### What the task asks
Below is a listing to transcribe in full and exactly; keep the pictures out.

(Records from a data source)
━━━━━━━━━━━━━━━━━━━━

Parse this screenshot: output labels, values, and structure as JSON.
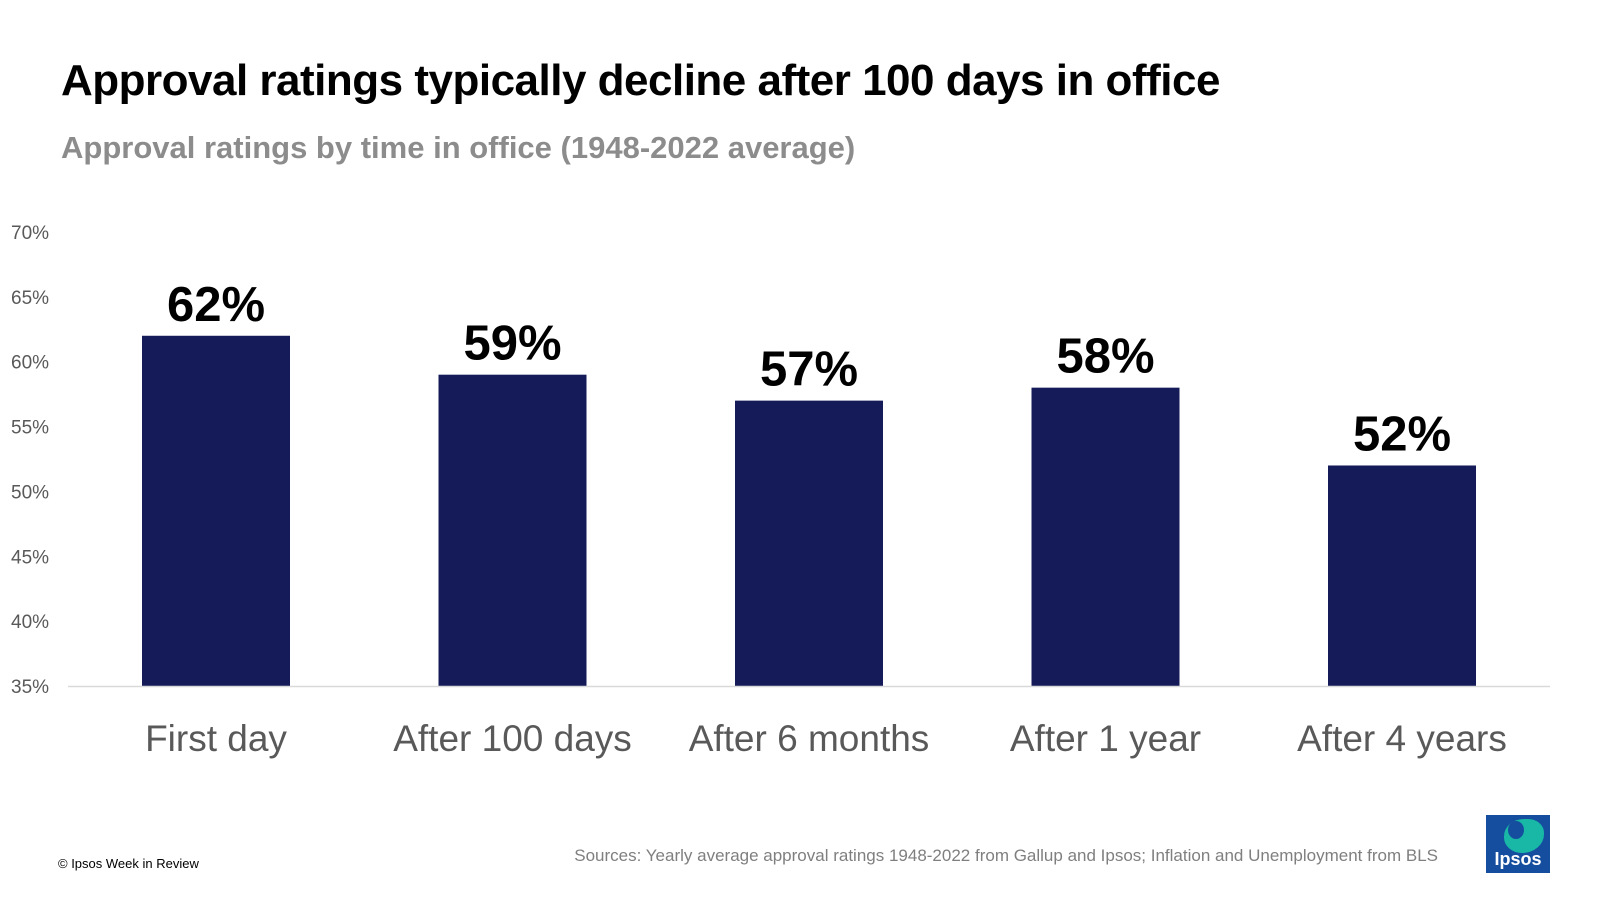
{
  "header": {
    "title": "Approval ratings typically decline after 100 days in office",
    "subtitle": "Approval ratings by time in office (1948-2022 average)"
  },
  "footer": {
    "copyright": "© Ipsos Week in Review",
    "sources": "Sources:  Yearly average approval ratings 1948-2022 from Gallup and Ipsos; Inflation and Unemployment from BLS",
    "logo_text": "Ipsos"
  },
  "colors": {
    "bar": "#141b58",
    "axis_line": "#d9d9d9",
    "tick_text": "#595959",
    "category_text": "#595959",
    "data_label": "#000000"
  },
  "chart_data": {
    "type": "bar",
    "title": "Approval ratings typically decline after 100 days in office",
    "subtitle": "Approval ratings by time in office (1948-2022 average)",
    "categories": [
      "First day",
      "After 100 days",
      "After 6 months",
      "After 1 year",
      "After 4 years"
    ],
    "values": [
      62,
      59,
      57,
      58,
      52
    ],
    "data_labels": [
      "62%",
      "59%",
      "57%",
      "58%",
      "52%"
    ],
    "ylim": [
      35,
      70
    ],
    "yticks": [
      35,
      40,
      45,
      50,
      55,
      60,
      65,
      70
    ],
    "ytick_labels": [
      "35%",
      "40%",
      "45%",
      "50%",
      "55%",
      "60%",
      "65%",
      "70%"
    ],
    "xlabel": "",
    "ylabel": "",
    "grid": false,
    "legend": "none"
  }
}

━━━━━━━━━━━━━━━━━━━━

### Complete response
Parse this screenshot: output labels, values, and structure as JSON.
{
  "header": {
    "title": "Approval ratings typically decline after 100 days in office",
    "subtitle": "Approval ratings by time in office (1948-2022 average)"
  },
  "footer": {
    "copyright": "© Ipsos Week in Review",
    "sources": "Sources:  Yearly average approval ratings 1948-2022 from Gallup and Ipsos; Inflation and Unemployment from BLS",
    "logo_text": "Ipsos"
  },
  "colors": {
    "bar": "#141b58",
    "axis_line": "#d9d9d9",
    "tick_text": "#595959",
    "category_text": "#595959",
    "data_label": "#000000"
  },
  "chart_data": {
    "type": "bar",
    "title": "Approval ratings typically decline after 100 days in office",
    "subtitle": "Approval ratings by time in office (1948-2022 average)",
    "categories": [
      "First day",
      "After 100 days",
      "After 6 months",
      "After 1 year",
      "After 4 years"
    ],
    "values": [
      62,
      59,
      57,
      58,
      52
    ],
    "data_labels": [
      "62%",
      "59%",
      "57%",
      "58%",
      "52%"
    ],
    "ylim": [
      35,
      70
    ],
    "yticks": [
      35,
      40,
      45,
      50,
      55,
      60,
      65,
      70
    ],
    "ytick_labels": [
      "35%",
      "40%",
      "45%",
      "50%",
      "55%",
      "60%",
      "65%",
      "70%"
    ],
    "xlabel": "",
    "ylabel": "",
    "grid": false,
    "legend": "none"
  }
}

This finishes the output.